* begin SUPPLIED RECORDS *
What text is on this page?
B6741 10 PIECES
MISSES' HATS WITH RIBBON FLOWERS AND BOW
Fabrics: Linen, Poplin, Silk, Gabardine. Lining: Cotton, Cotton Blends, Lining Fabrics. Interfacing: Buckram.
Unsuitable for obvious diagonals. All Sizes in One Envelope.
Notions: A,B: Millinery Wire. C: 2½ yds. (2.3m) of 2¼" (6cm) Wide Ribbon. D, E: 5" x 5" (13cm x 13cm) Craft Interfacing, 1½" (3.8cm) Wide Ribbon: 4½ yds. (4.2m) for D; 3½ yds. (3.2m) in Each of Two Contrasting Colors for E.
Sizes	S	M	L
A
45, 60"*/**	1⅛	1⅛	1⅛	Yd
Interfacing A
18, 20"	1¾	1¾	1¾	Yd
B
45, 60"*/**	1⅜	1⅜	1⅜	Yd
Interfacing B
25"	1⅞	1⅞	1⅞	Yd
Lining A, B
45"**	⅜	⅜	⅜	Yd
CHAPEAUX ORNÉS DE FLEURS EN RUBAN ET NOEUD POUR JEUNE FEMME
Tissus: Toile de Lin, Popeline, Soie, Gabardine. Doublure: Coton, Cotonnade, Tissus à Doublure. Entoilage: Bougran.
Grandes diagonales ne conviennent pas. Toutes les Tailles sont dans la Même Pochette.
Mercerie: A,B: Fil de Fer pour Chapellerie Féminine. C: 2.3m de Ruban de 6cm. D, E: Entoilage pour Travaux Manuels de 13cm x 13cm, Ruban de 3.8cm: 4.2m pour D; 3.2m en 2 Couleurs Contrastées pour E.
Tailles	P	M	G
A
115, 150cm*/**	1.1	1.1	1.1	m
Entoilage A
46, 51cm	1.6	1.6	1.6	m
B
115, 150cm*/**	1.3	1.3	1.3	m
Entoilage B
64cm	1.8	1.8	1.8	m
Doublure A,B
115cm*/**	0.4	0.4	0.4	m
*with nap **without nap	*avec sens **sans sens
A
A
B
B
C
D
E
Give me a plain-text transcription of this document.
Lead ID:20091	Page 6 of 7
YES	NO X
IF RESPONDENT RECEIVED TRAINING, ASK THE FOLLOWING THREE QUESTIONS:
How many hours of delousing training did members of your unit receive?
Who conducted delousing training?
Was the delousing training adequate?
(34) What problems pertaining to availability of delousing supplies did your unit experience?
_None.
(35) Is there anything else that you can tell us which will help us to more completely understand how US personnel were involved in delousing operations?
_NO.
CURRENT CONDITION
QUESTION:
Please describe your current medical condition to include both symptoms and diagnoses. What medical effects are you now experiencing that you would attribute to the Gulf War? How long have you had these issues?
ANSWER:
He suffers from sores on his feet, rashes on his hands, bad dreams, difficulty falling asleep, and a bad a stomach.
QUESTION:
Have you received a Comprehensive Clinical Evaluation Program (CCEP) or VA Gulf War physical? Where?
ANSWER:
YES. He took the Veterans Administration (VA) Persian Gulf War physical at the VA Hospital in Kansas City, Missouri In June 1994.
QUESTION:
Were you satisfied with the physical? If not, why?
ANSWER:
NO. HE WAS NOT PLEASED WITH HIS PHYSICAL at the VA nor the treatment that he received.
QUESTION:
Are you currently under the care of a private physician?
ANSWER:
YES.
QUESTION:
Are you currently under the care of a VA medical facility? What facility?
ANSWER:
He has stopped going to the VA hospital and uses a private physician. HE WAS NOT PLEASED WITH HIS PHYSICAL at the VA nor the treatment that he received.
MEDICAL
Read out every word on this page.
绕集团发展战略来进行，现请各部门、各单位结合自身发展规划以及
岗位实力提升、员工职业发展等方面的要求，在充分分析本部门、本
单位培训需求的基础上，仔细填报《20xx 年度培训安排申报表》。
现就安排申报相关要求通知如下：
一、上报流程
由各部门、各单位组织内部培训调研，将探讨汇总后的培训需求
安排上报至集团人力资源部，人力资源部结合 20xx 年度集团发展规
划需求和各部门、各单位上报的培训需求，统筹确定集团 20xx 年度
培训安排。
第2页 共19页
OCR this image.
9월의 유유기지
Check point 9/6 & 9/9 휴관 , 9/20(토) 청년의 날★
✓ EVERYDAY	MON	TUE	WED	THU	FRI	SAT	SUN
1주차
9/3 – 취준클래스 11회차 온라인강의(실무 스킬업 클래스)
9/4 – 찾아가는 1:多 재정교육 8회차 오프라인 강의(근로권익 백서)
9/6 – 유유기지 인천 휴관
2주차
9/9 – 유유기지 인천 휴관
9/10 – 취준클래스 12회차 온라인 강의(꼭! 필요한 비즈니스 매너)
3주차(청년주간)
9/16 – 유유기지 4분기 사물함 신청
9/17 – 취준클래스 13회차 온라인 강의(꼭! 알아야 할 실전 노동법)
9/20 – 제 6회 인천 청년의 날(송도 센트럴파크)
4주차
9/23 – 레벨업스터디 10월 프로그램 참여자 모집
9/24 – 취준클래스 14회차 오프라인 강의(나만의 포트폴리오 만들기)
* end SUPPLIED RECORDS *
- EXERCISE DESCRIPTION -
Make a list of all lines in the data that contain "Interfacing".

- REPLY -
Fabrics: Linen, Poplin, Silk, Gabardine. Lining: Cotton, Cotton Blends, Lining Fabrics. Interfacing: Buckram.
Notions: A,B: Millinery Wire. C: 2½ yds. (2.3m) of 2¼" (6cm) Wide Ribbon. D, E: 5" x 5" (13cm x 13cm) Craft Interfacing, 1½" (3.8cm) Wide Ribbon: 4½ yds. (4.2m) for D; 3½ yds. (3.2m) in Each of Two Contrasting Colors for E.
Interfacing A
Interfacing B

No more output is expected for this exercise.